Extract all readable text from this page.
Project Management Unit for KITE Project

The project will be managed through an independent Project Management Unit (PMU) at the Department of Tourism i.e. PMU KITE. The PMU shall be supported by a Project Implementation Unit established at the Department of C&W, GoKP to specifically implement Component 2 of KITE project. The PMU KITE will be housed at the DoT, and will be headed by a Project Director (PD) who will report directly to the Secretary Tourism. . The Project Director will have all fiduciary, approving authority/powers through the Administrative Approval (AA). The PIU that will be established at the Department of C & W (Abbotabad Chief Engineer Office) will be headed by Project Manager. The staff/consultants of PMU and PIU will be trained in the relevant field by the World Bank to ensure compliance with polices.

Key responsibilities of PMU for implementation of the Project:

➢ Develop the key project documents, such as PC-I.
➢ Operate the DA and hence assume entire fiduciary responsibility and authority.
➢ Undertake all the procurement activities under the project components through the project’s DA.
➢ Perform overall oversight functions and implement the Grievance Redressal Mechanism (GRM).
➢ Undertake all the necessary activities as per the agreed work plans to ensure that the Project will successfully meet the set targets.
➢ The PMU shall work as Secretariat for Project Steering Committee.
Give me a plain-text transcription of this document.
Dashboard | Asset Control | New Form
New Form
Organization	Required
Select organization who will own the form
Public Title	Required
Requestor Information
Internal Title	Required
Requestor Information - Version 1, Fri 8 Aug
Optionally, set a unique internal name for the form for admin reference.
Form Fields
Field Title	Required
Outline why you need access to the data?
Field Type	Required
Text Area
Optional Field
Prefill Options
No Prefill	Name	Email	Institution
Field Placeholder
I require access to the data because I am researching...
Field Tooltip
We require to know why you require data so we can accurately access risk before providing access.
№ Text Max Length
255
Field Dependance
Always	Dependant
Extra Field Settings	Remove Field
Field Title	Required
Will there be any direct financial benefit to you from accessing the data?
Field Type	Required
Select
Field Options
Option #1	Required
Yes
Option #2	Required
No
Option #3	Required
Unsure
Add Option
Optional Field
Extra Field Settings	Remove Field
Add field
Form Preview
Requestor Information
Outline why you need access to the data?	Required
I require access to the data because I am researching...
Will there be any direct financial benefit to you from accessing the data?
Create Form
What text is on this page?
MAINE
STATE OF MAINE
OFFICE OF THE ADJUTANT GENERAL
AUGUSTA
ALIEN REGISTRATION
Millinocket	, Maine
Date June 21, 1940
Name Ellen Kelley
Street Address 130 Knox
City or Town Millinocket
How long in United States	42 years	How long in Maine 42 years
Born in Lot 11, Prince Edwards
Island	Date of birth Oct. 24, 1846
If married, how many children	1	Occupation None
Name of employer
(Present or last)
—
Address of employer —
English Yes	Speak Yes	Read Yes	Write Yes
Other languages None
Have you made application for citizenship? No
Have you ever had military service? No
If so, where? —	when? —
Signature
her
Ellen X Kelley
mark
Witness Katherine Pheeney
▬▬▬▬▬▬
Task brief |
Provide all the records again, word for word.

Result |
Extract all readable text from this page.
Project Management Unit for KITE Project

The project will be managed through an independent Project Management Unit (PMU) at the Department of Tourism i.e. PMU KITE. The PMU shall be supported by a Project Implementation Unit established at the Department of C&W, GoKP to specifically implement Component 2 of KITE project. The PMU KITE will be housed at the DoT, and will be headed by a Project Director (PD) who will report directly to the Secretary Tourism. . The Project Director will have all fiduciary, approving authority/powers through the Administrative Approval (AA). The PIU that will be established at the Department of C & W (Abbotabad Chief Engineer Office) will be headed by Project Manager. The staff/consultants of PMU and PIU will be trained in the relevant field by the World Bank to ensure compliance with polices.

Key responsibilities of PMU for implementation of the Project:

➢ Develop the key project documents, such as PC-I.
➢ Operate the DA and hence assume entire fiduciary responsibility and authority.
➢ Undertake all the procurement activities under the project components through the project’s DA.
➢ Perform overall oversight functions and implement the Grievance Redressal Mechanism (GRM).
➢ Undertake all the necessary activities as per the agreed work plans to ensure that the Project will successfully meet the set targets.
➢ The PMU shall work as Secretariat for Project Steering Committee.
Give me a plain-text transcription of this document.
Dashboard | Asset Control | New Form
New Form
Organization	Required
Select organization who will own the form
Public Title	Required
Requestor Information
Internal Title	Required
Requestor Information - Version 1, Fri 8 Aug
Optionally, set a unique internal name for the form for admin reference.
Form Fields
Field Title	Required
Outline why you need access to the data?
Field Type	Required
Text Area
Optional Field
Prefill Options
No Prefill	Name	Email	Institution
Field Placeholder
I require access to the data because I am researching...
Field Tooltip
We require to know why you require data so we can accurately access risk before providing access.
№ Text Max Length
255
Field Dependance
Always	Dependant
Extra Field Settings	Remove Field
Field Title	Required
Will there be any direct financial benefit to you from accessing the data?
Field Type	Required
Select
Field Options
Option #1	Required
Yes
Option #2	Required
No
Option #3	Required
Unsure
Add Option
Optional Field
Extra Field Settings	Remove Field
Add field
Form Preview
Requestor Information
Outline why you need access to the data?	Required
I require access to the data because I am researching...
Will there be any direct financial benefit to you from accessing the data?
Create Form
What text is on this page?
MAINE
STATE OF MAINE
OFFICE OF THE ADJUTANT GENERAL
AUGUSTA
ALIEN REGISTRATION
Millinocket	, Maine
Date June 21, 1940
Name Ellen Kelley
Street Address 130 Knox
City or Town Millinocket
How long in United States	42 years	How long in Maine 42 years
Born in Lot 11, Prince Edwards
Island	Date of birth Oct. 24, 1846
If married, how many children	1	Occupation None
Name of employer
(Present or last)
—
Address of employer —
English Yes	Speak Yes	Read Yes	Write Yes
Other languages None
Have you made application for citizenship? No
Have you ever had military service? No
If so, where? —	when? —
Signature
her
Ellen X Kelley
mark
Witness Katherine Pheeney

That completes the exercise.